#### Material provided
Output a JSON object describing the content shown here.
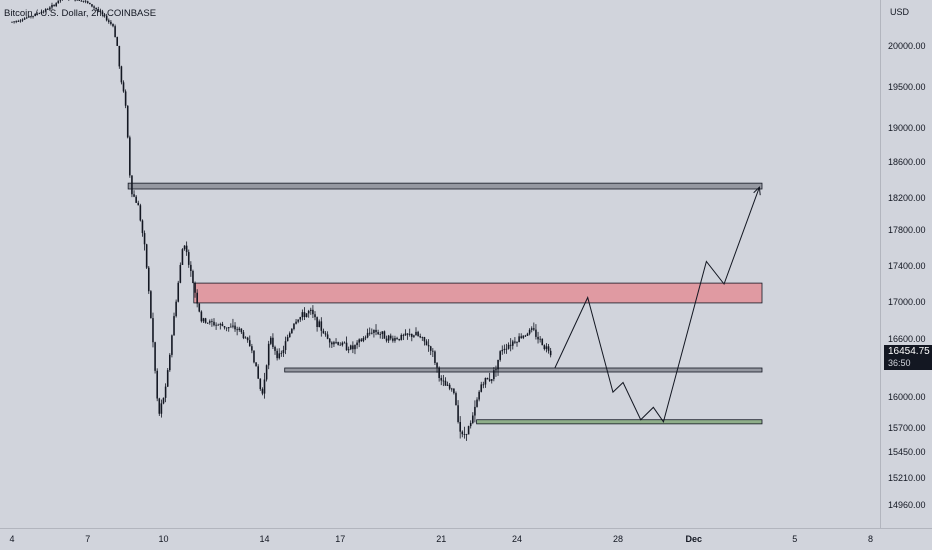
{
  "chart_data": {
    "type": "candlestick",
    "title": "Bitcoin / U.S. Dollar, 2h, COINBASE",
    "currency_label": "USD",
    "x_tick_labels": [
      "4",
      "7",
      "10",
      "14",
      "17",
      "21",
      "24",
      "28",
      "Dec",
      "5",
      "8"
    ],
    "y_tick_labels": [
      "20000.00",
      "19500.00",
      "19000.00",
      "18600.00",
      "18200.00",
      "17800.00",
      "17400.00",
      "17000.00",
      "16600.00",
      "16000.00",
      "15700.00",
      "15450.00",
      "15210.00",
      "14960.00"
    ],
    "last_price": "16454.75",
    "countdown": "36:50",
    "price_path_2h": [
      {
        "day": 4.0,
        "price": 20600
      },
      {
        "day": 4.8,
        "price": 20750
      },
      {
        "day": 5.5,
        "price": 20950
      },
      {
        "day": 6.0,
        "price": 21200
      },
      {
        "day": 6.8,
        "price": 21150
      },
      {
        "day": 7.4,
        "price": 20900
      },
      {
        "day": 8.0,
        "price": 20500
      },
      {
        "day": 8.3,
        "price": 19600
      },
      {
        "day": 8.5,
        "price": 19300
      },
      {
        "day": 8.7,
        "price": 18300
      },
      {
        "day": 9.0,
        "price": 18100
      },
      {
        "day": 9.3,
        "price": 17500
      },
      {
        "day": 9.6,
        "price": 16500
      },
      {
        "day": 9.8,
        "price": 15800
      },
      {
        "day": 10.1,
        "price": 16100
      },
      {
        "day": 10.4,
        "price": 16800
      },
      {
        "day": 10.8,
        "price": 17700
      },
      {
        "day": 11.1,
        "price": 17300
      },
      {
        "day": 11.5,
        "price": 16800
      },
      {
        "day": 12.2,
        "price": 16750
      },
      {
        "day": 13.0,
        "price": 16700
      },
      {
        "day": 13.5,
        "price": 16500
      },
      {
        "day": 13.9,
        "price": 16000
      },
      {
        "day": 14.2,
        "price": 16600
      },
      {
        "day": 14.6,
        "price": 16400
      },
      {
        "day": 15.2,
        "price": 16800
      },
      {
        "day": 15.8,
        "price": 16900
      },
      {
        "day": 16.5,
        "price": 16600
      },
      {
        "day": 17.5,
        "price": 16500
      },
      {
        "day": 18.3,
        "price": 16700
      },
      {
        "day": 19.0,
        "price": 16600
      },
      {
        "day": 20.0,
        "price": 16650
      },
      {
        "day": 20.6,
        "price": 16500
      },
      {
        "day": 21.0,
        "price": 16150
      },
      {
        "day": 21.5,
        "price": 16050
      },
      {
        "day": 21.8,
        "price": 15600
      },
      {
        "day": 22.2,
        "price": 15750
      },
      {
        "day": 22.6,
        "price": 16150
      },
      {
        "day": 23.0,
        "price": 16200
      },
      {
        "day": 23.4,
        "price": 16500
      },
      {
        "day": 24.0,
        "price": 16600
      },
      {
        "day": 24.6,
        "price": 16700
      },
      {
        "day": 25.0,
        "price": 16550
      },
      {
        "day": 25.4,
        "price": 16454.75
      }
    ],
    "zones": [
      {
        "name": "resistance-top",
        "from_price": 18300,
        "to_price": 18365,
        "fill": "#9598a1",
        "stroke": "#131722"
      },
      {
        "name": "supply-zone",
        "from_price": 16990,
        "to_price": 17210,
        "fill": "#e09aa2",
        "stroke": "#131722"
      },
      {
        "name": "support-mid",
        "from_price": 16260,
        "to_price": 16300,
        "fill": "#9598a1",
        "stroke": "#131722"
      },
      {
        "name": "demand-zone",
        "from_price": 15740,
        "to_price": 15780,
        "fill": "#8fae8a",
        "stroke": "#131722"
      }
    ],
    "projection_path": [
      {
        "day": 25.5,
        "price": 16300
      },
      {
        "day": 26.8,
        "price": 17050
      },
      {
        "day": 27.8,
        "price": 16050
      },
      {
        "day": 28.2,
        "price": 16150
      },
      {
        "day": 28.9,
        "price": 15780
      },
      {
        "day": 29.4,
        "price": 15900
      },
      {
        "day": 29.8,
        "price": 15760
      },
      {
        "day": 31.5,
        "price": 17450
      },
      {
        "day": 32.2,
        "price": 17200
      },
      {
        "day": 33.6,
        "price": 18320
      }
    ],
    "grid": false,
    "colors": {
      "background": "#d1d4dc",
      "candle": "#131722",
      "axis_text": "#131722",
      "line": "#131722"
    }
  }
}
########
= Aim of the task =
Within the listing above, find every line containing the string "fill" and return it.

= Result of this task =
        "fill": "#9598a1",
        "fill": "#e09aa2",
        "fill": "#9598a1",
        "fill": "#8fae8a",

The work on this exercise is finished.